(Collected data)

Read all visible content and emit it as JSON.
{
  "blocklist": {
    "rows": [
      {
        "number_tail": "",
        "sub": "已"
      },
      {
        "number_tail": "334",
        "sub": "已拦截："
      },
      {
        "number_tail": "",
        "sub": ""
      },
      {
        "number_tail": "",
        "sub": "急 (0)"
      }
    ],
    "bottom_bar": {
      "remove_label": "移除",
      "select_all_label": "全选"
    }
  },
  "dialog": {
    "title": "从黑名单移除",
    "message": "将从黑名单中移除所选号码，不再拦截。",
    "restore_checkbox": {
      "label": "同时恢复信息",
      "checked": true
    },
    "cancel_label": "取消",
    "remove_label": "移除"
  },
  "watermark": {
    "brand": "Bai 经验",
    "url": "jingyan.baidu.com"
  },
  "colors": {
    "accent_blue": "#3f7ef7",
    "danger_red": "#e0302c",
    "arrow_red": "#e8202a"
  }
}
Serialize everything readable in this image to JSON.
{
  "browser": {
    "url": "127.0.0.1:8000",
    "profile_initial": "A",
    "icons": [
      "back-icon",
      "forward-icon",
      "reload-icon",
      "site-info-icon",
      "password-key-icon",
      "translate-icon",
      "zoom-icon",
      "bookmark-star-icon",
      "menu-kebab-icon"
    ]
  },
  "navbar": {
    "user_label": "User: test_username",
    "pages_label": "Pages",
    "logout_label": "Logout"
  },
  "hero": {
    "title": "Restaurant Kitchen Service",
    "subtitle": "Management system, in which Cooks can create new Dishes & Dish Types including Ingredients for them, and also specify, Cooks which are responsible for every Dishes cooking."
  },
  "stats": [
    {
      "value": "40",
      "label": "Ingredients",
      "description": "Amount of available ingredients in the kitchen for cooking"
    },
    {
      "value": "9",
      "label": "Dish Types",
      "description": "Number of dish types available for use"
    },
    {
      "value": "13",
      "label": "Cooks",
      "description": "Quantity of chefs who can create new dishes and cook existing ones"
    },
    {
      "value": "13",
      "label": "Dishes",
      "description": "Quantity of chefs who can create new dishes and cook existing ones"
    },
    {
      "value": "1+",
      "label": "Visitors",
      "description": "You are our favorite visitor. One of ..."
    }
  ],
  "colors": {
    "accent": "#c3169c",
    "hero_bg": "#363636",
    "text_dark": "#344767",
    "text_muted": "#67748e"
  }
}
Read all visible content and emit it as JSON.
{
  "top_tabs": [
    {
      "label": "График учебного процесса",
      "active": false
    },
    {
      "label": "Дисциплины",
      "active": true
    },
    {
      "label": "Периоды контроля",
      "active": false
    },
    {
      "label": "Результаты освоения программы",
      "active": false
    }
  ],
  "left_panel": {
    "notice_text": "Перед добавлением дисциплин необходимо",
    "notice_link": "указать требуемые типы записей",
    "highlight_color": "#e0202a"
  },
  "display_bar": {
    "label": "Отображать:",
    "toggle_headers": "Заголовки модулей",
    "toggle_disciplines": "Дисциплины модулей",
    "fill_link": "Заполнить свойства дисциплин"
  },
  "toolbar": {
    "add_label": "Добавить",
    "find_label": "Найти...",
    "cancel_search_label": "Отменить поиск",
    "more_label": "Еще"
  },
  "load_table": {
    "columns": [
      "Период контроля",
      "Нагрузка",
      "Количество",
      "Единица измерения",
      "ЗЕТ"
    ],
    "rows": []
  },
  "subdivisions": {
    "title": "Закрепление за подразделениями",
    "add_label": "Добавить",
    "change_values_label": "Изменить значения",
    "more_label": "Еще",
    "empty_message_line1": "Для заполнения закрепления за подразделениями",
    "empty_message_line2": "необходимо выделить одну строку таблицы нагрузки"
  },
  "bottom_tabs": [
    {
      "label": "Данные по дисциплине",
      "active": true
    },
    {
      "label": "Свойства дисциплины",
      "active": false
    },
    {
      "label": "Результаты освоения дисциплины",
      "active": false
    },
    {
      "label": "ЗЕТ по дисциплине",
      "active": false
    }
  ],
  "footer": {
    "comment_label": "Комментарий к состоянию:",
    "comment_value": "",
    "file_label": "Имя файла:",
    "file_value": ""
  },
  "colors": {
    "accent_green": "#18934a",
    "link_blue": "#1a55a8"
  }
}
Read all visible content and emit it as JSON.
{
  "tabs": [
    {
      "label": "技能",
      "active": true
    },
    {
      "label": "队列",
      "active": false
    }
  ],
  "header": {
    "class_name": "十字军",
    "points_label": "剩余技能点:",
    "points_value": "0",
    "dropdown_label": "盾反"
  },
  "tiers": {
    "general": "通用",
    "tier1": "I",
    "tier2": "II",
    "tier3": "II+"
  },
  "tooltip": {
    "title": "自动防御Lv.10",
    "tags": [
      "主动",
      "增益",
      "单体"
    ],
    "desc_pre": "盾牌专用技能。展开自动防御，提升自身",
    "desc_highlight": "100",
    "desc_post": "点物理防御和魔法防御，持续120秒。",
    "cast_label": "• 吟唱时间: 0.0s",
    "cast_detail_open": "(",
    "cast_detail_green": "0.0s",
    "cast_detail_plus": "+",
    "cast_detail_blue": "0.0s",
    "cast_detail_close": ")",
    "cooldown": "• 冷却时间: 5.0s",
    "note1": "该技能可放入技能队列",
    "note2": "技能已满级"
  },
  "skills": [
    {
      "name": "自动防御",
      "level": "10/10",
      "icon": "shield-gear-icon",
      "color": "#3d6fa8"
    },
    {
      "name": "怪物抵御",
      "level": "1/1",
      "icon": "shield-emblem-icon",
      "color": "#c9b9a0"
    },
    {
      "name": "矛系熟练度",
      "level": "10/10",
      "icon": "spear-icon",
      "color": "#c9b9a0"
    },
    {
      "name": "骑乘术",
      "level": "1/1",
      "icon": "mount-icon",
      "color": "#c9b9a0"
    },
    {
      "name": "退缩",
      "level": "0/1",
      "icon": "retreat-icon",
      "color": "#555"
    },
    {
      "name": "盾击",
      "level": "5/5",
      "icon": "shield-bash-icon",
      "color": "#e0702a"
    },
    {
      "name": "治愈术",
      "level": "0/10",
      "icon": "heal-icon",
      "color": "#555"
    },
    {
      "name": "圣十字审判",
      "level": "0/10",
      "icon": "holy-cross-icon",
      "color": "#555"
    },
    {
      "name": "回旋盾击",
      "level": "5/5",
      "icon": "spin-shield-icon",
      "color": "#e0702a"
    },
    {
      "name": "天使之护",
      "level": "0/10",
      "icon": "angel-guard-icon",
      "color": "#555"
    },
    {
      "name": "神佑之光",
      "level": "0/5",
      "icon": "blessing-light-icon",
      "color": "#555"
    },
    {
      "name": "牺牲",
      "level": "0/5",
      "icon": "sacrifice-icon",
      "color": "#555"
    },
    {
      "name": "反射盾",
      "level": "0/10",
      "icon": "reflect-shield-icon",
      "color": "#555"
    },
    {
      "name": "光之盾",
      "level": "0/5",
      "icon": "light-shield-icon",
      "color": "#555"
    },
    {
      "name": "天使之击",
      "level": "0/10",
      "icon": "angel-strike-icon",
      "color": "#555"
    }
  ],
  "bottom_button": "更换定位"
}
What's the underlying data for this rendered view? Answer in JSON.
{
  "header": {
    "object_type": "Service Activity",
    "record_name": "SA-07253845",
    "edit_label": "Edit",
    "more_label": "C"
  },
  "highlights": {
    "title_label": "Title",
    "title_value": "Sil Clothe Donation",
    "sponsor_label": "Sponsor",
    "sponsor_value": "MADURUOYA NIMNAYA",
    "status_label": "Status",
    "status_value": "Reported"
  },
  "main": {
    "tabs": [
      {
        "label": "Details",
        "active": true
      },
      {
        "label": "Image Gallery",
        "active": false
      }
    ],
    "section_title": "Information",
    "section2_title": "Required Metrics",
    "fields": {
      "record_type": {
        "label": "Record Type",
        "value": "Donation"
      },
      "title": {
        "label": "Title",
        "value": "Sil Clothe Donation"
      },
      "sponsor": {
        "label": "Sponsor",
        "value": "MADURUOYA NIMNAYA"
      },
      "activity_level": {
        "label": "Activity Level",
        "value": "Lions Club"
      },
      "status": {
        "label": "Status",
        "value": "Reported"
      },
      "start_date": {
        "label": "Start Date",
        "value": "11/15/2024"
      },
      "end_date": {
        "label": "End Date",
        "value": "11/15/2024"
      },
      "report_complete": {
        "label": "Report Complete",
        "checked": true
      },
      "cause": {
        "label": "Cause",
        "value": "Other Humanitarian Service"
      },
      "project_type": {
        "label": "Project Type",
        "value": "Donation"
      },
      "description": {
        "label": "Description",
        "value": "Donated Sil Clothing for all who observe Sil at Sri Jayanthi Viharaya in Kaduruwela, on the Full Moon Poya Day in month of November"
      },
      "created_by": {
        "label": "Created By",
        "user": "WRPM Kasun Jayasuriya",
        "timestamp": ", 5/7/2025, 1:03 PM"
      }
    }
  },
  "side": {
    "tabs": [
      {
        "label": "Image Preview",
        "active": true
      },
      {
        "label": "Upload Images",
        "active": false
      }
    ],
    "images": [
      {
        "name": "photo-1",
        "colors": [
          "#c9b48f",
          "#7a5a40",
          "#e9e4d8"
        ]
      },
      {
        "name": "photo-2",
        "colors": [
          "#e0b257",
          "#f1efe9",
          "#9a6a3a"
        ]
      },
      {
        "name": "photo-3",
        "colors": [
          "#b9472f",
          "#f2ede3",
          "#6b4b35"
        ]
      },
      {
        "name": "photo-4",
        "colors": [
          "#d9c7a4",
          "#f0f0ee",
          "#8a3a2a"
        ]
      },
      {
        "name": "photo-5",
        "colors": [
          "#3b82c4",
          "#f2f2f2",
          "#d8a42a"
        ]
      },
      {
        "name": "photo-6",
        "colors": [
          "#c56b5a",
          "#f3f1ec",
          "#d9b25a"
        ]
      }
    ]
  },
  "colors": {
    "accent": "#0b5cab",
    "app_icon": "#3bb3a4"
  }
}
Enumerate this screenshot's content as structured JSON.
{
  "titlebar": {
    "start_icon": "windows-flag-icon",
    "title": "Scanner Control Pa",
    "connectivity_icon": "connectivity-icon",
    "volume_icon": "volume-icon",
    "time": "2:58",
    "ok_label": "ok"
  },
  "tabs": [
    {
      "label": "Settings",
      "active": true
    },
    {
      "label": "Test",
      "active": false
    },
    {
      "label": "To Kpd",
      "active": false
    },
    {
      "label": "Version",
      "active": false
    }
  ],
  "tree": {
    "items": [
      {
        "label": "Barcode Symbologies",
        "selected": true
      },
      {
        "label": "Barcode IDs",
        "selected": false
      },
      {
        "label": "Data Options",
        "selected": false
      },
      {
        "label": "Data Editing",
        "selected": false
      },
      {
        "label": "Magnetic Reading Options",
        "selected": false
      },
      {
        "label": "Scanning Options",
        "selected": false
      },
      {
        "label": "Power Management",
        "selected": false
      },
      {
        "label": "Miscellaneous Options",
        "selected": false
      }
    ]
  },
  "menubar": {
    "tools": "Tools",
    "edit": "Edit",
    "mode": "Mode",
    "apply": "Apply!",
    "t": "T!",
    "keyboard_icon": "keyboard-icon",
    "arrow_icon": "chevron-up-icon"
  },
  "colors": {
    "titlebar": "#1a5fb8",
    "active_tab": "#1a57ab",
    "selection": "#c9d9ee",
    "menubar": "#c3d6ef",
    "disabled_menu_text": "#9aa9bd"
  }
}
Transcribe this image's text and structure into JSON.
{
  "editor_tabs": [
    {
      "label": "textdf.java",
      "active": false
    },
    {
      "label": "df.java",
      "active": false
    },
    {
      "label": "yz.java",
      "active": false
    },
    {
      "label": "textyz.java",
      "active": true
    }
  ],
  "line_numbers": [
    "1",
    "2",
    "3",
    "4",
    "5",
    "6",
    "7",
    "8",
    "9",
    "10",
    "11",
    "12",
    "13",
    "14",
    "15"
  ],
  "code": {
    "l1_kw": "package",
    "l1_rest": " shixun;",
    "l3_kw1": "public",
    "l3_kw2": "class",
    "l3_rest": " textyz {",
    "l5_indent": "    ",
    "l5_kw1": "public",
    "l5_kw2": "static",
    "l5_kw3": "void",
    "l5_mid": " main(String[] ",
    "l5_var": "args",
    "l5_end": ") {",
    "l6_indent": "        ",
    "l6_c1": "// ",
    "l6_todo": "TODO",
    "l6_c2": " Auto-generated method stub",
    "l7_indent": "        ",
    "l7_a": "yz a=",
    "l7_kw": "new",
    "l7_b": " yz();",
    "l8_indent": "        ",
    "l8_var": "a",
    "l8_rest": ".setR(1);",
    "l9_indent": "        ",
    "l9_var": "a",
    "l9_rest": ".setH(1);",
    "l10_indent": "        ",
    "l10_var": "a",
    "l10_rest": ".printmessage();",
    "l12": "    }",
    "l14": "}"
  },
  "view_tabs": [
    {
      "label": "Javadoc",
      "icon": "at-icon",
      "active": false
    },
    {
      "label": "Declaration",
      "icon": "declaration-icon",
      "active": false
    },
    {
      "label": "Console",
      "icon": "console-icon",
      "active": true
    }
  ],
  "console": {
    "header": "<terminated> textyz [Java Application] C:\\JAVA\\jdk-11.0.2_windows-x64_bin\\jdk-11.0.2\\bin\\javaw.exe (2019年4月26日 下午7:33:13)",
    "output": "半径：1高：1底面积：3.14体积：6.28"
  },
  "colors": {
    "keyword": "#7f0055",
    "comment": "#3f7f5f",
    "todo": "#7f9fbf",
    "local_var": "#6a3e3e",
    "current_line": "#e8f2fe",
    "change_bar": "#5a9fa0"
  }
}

### Set task
Copy every line that includes the string "Результаты" from the material above.

### Reply
      "label": "Результаты освоения программы",
      "label": "Результаты освоения дисциплины",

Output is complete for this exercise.